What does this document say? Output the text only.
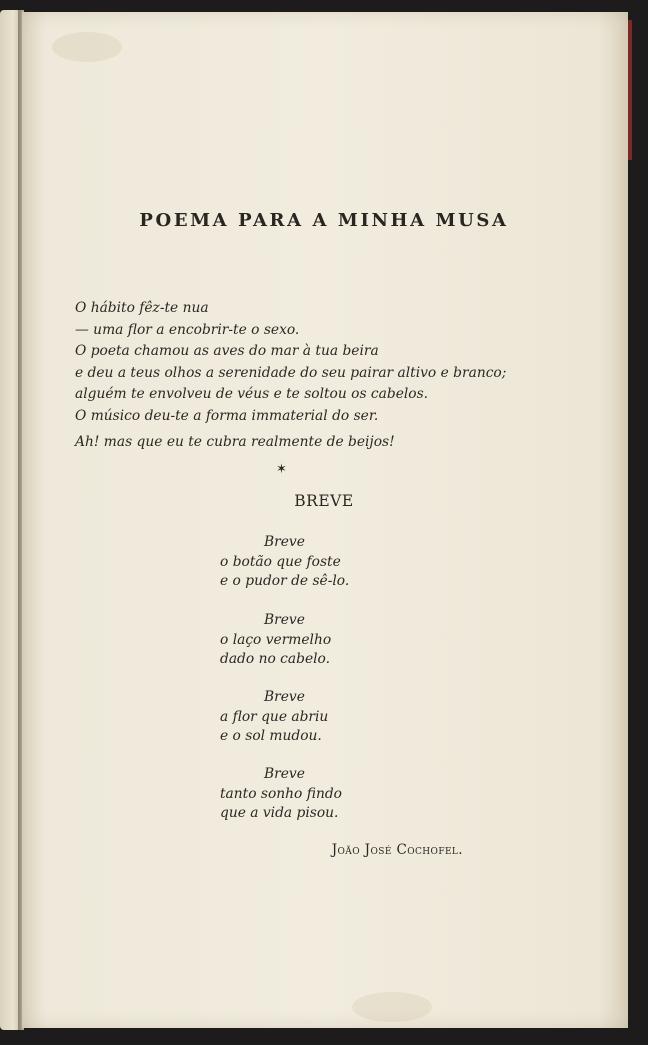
POEMA PARA A MINHA MUSA
O hábito fêz-te nua
— uma flor a encobrir-te o sexo.
O poeta chamou as aves do mar à tua beira
e deu a teus olhos a serenidade do seu pairar altivo e branco;
alguém te envolveu de véus e te soltou os cabelos.
O músico deu-te a forma immaterial do ser.

Ah! mas que eu te cubra realmente de beijos!

✶
BREVE
Breve
o botão que foste
e o pudor de sê-lo.
Breve
o laço vermelho
dado no cabelo.
Breve
a flor que abriu
e o sol mudou.
Breve
tanto sonho findo
que a vida pisou.

João José Cochofel.
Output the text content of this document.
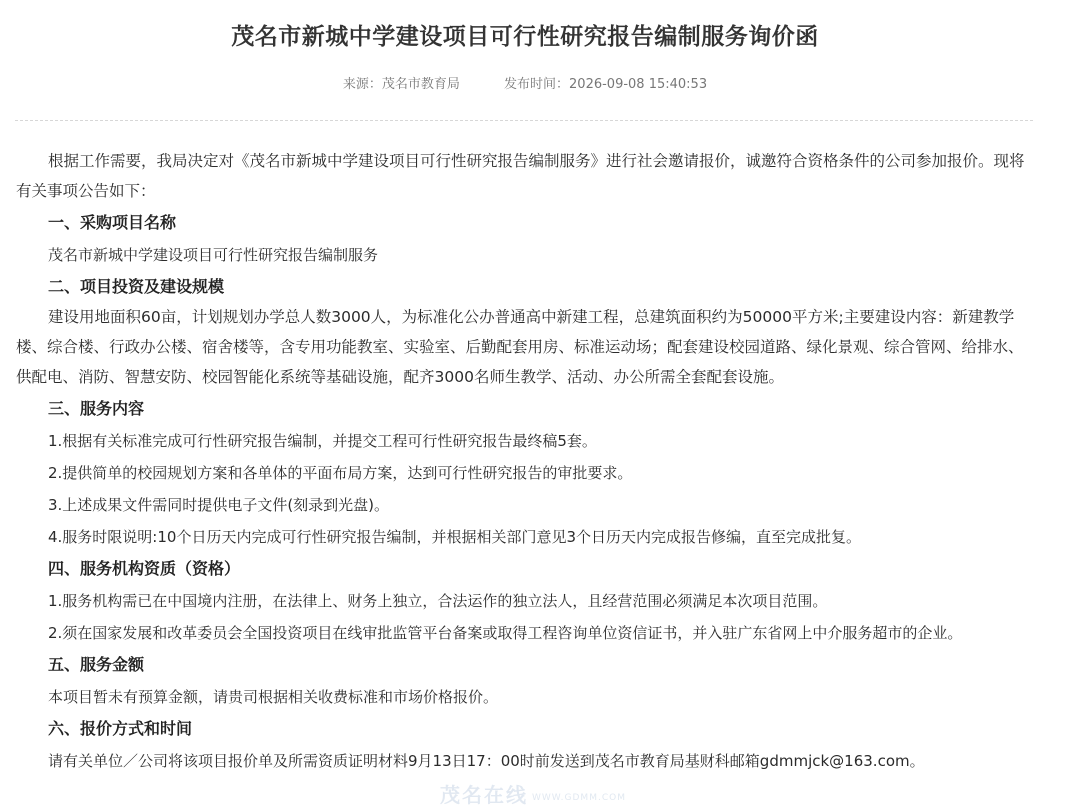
茂名市新城中学建设项目可行性研究报告编制服务询价函
来源：茂名市教育局	发布时间：2026-09-08 15:40:53

根据工作需要，我局决定对《茂名市新城中学建设项目可行性研究报告编制服务》进行社会邀请报价，诚邀符合资格条件的公司参加报价。现将有关事项公告如下：

一、采购项目名称
茂名市新城中学建设项目可行性研究报告编制服务
二、项目投资及建设规模

建设用地面积60亩，计划规划办学总人数3000人，为标准化公办普通高中新建工程，总建筑面积约为50000平方米;主要建设内容：新建教学楼、综合楼、行政办公楼、宿舍楼等，含专用功能教室、实验室、后勤配套用房、标准运动场；配套建设校园道路、绿化景观、综合管网、给排水、供配电、消防、智慧安防、校园智能化系统等基础设施，配齐3000名师生教学、活动、办公所需全套配套设施。

三、服务内容
1.根据有关标准完成可行性研究报告编制，并提交工程可行性研究报告最终稿5套。
2.提供简单的校园规划方案和各单体的平面布局方案，达到可行性研究报告的审批要求。
3.上述成果文件需同时提供电子文件(刻录到光盘)。
4.服务时限说明:10个日历天内完成可行性研究报告编制，并根据相关部门意见3个日历天内完成报告修编，直至完成批复。
四、服务机构资质（资格）
1.服务机构需已在中国境内注册，在法律上、财务上独立，合法运作的独立法人，且经营范围必须满足本次项目范围。
2.须在国家发展和改革委员会全国投资项目在线审批监管平台备案或取得工程咨询单位资信证书，并入驻广东省网上中介服务超市的企业。
五、服务金额
本项目暂未有预算金额，请贵司根据相关收费标准和市场价格报价。
六、报价方式和时间
请有关单位／公司将该项目报价单及所需资质证明材料9月13日17：00时前发送到茂名市教育局基财科邮箱gdmmjck@163.com。
茂名在线 WWW.GDMM.COM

Exercise: From the listing above, print every entry precisely and drop the pictures.

Response to this exercise:
What does this document say? Output the text only.
POEMA PARA A MINHA MUSA
O hábito fêz-te nua
— uma flor a encobrir-te o sexo.
O poeta chamou as aves do mar à tua beira
e deu a teus olhos a serenidade do seu pairar altivo e branco;
alguém te envolveu de véus e te soltou os cabelos.
O músico deu-te a forma immaterial do ser.

Ah! mas que eu te cubra realmente de beijos!

✶
BREVE
Breve
o botão que foste
e o pudor de sê-lo.
Breve
o laço vermelho
dado no cabelo.
Breve
a flor que abriu
e o sol mudou.
Breve
tanto sonho findo
que a vida pisou.

João José Cochofel.
Output the text content of this document.
茂名市新城中学建设项目可行性研究报告编制服务询价函
来源：茂名市教育局	发布时间：2026-09-08 15:40:53

根据工作需要，我局决定对《茂名市新城中学建设项目可行性研究报告编制服务》进行社会邀请报价，诚邀符合资格条件的公司参加报价。现将有关事项公告如下：

一、采购项目名称
茂名市新城中学建设项目可行性研究报告编制服务
二、项目投资及建设规模

建设用地面积60亩，计划规划办学总人数3000人，为标准化公办普通高中新建工程，总建筑面积约为50000平方米;主要建设内容：新建教学楼、综合楼、行政办公楼、宿舍楼等，含专用功能教室、实验室、后勤配套用房、标准运动场；配套建设校园道路、绿化景观、综合管网、给排水、供配电、消防、智慧安防、校园智能化系统等基础设施，配齐3000名师生教学、活动、办公所需全套配套设施。

三、服务内容
1.根据有关标准完成可行性研究报告编制，并提交工程可行性研究报告最终稿5套。
2.提供简单的校园规划方案和各单体的平面布局方案，达到可行性研究报告的审批要求。
3.上述成果文件需同时提供电子文件(刻录到光盘)。
4.服务时限说明:10个日历天内完成可行性研究报告编制，并根据相关部门意见3个日历天内完成报告修编，直至完成批复。
四、服务机构资质（资格）
1.服务机构需已在中国境内注册，在法律上、财务上独立，合法运作的独立法人，且经营范围必须满足本次项目范围。
2.须在国家发展和改革委员会全国投资项目在线审批监管平台备案或取得工程咨询单位资信证书，并入驻广东省网上中介服务超市的企业。
五、服务金额
本项目暂未有预算金额，请贵司根据相关收费标准和市场价格报价。
六、报价方式和时间
请有关单位／公司将该项目报价单及所需资质证明材料9月13日17：00时前发送到茂名市教育局基财科邮箱gdmmjck@163.com。
茂名在线 WWW.GDMM.COM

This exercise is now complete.